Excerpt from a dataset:
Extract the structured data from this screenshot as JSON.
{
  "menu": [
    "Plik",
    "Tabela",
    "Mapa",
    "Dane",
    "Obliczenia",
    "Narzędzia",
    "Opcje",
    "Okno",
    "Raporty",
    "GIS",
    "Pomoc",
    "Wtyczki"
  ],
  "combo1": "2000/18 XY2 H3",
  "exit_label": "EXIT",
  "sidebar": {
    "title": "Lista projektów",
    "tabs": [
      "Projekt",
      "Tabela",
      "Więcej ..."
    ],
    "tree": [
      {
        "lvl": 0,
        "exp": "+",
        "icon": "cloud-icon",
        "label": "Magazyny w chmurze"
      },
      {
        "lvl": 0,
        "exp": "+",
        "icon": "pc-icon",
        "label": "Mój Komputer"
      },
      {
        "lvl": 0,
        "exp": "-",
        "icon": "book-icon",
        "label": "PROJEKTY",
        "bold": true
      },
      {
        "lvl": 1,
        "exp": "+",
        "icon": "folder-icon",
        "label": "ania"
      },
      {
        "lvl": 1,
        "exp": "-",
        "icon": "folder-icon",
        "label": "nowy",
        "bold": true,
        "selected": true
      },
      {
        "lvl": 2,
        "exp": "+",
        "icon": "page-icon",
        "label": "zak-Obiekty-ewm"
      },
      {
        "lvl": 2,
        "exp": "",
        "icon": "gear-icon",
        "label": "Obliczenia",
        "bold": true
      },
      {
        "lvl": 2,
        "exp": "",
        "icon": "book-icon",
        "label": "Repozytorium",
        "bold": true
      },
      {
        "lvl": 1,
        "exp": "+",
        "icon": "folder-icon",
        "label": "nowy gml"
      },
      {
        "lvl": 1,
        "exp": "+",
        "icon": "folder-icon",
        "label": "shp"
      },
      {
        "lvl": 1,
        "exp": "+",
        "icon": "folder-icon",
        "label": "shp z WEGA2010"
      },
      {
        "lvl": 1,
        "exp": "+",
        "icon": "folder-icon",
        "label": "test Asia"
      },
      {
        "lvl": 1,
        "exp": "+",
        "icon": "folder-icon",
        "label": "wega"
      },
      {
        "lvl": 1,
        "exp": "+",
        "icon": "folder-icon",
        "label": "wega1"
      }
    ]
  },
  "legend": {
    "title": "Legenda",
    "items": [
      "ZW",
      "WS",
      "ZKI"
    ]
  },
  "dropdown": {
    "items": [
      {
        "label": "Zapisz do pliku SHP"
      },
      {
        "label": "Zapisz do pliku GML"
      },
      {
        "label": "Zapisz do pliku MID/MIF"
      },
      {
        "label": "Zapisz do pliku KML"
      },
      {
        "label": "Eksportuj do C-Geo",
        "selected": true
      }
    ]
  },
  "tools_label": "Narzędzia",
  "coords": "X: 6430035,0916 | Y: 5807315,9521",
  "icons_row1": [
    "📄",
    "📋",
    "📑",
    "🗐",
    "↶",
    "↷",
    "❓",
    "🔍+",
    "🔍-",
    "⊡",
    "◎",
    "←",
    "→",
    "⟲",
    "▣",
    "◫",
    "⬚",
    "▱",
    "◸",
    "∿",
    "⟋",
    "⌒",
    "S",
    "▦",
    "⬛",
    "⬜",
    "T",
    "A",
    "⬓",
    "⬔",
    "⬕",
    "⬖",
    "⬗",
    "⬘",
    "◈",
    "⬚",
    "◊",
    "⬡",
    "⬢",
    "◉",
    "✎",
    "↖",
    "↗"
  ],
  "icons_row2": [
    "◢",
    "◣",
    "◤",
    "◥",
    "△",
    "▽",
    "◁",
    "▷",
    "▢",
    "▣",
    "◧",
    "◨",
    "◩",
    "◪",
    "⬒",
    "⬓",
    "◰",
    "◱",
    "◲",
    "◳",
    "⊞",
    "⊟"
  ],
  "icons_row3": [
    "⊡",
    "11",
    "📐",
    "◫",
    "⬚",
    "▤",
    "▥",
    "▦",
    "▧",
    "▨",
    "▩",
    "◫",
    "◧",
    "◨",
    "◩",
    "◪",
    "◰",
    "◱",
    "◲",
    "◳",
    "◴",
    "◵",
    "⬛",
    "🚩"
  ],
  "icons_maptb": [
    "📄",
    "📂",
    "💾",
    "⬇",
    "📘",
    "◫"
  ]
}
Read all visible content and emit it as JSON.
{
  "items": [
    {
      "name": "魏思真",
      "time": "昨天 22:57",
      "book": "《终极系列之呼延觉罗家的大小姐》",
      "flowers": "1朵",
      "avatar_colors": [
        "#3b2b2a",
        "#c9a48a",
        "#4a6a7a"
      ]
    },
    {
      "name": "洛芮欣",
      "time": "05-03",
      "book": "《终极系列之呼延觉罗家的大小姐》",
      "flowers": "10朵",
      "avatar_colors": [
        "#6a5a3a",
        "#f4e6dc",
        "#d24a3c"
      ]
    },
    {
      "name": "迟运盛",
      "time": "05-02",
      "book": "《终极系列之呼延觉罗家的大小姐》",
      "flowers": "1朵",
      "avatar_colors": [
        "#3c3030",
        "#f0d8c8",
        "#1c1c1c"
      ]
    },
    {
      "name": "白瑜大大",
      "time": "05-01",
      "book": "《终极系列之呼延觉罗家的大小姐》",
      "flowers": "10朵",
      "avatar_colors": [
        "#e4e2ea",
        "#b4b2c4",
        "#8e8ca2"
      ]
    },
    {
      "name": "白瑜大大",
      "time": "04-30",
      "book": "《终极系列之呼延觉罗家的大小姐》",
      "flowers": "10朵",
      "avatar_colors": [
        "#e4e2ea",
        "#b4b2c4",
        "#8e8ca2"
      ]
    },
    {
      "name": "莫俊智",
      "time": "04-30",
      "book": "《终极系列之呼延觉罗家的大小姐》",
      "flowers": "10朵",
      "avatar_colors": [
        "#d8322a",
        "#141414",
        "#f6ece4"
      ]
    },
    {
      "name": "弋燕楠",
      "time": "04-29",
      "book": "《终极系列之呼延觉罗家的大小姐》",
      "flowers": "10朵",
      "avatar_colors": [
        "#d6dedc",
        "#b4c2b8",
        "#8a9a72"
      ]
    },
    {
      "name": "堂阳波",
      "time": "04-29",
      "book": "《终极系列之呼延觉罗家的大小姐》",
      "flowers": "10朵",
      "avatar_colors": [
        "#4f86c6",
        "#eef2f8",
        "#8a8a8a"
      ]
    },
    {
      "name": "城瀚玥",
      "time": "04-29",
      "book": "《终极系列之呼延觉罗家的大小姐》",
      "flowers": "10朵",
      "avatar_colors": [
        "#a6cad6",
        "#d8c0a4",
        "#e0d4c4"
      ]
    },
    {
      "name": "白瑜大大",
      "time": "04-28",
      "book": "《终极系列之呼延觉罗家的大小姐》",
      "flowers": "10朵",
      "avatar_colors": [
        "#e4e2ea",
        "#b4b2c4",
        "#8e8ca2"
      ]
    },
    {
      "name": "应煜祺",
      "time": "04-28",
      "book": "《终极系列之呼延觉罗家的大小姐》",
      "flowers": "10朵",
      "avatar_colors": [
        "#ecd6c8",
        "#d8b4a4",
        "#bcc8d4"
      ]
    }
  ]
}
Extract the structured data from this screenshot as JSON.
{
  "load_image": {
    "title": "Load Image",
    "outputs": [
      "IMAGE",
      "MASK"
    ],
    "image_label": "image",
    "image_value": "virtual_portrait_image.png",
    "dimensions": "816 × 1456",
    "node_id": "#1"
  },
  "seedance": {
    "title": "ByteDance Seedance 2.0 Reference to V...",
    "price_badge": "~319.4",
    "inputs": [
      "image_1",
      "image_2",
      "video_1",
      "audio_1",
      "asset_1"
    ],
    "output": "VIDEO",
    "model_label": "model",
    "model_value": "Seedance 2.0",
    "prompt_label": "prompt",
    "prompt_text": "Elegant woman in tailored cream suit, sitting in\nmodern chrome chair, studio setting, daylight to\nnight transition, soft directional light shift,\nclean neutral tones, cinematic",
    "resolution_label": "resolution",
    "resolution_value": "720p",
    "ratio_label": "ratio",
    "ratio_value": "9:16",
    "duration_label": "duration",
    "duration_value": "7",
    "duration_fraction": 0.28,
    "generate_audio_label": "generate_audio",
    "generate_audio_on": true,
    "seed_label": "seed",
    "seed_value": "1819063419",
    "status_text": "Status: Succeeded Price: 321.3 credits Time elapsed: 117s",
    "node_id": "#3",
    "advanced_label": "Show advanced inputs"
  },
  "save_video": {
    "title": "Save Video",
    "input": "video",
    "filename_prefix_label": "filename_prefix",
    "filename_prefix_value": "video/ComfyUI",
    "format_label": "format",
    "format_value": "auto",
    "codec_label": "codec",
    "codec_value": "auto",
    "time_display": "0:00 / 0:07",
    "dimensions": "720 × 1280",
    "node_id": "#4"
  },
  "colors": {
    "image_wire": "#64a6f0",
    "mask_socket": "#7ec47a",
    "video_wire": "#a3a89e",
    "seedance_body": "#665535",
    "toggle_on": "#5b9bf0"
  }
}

INSTRUCTION:
Copy all lines from the listing that contain "pliku".

WRITTEN ANSWER:
        "label": "Zapisz do pliku SHP"
        "label": "Zapisz do pliku GML"
        "label": "Zapisz do pliku MID/MIF"
        "label": "Zapisz do pliku KML"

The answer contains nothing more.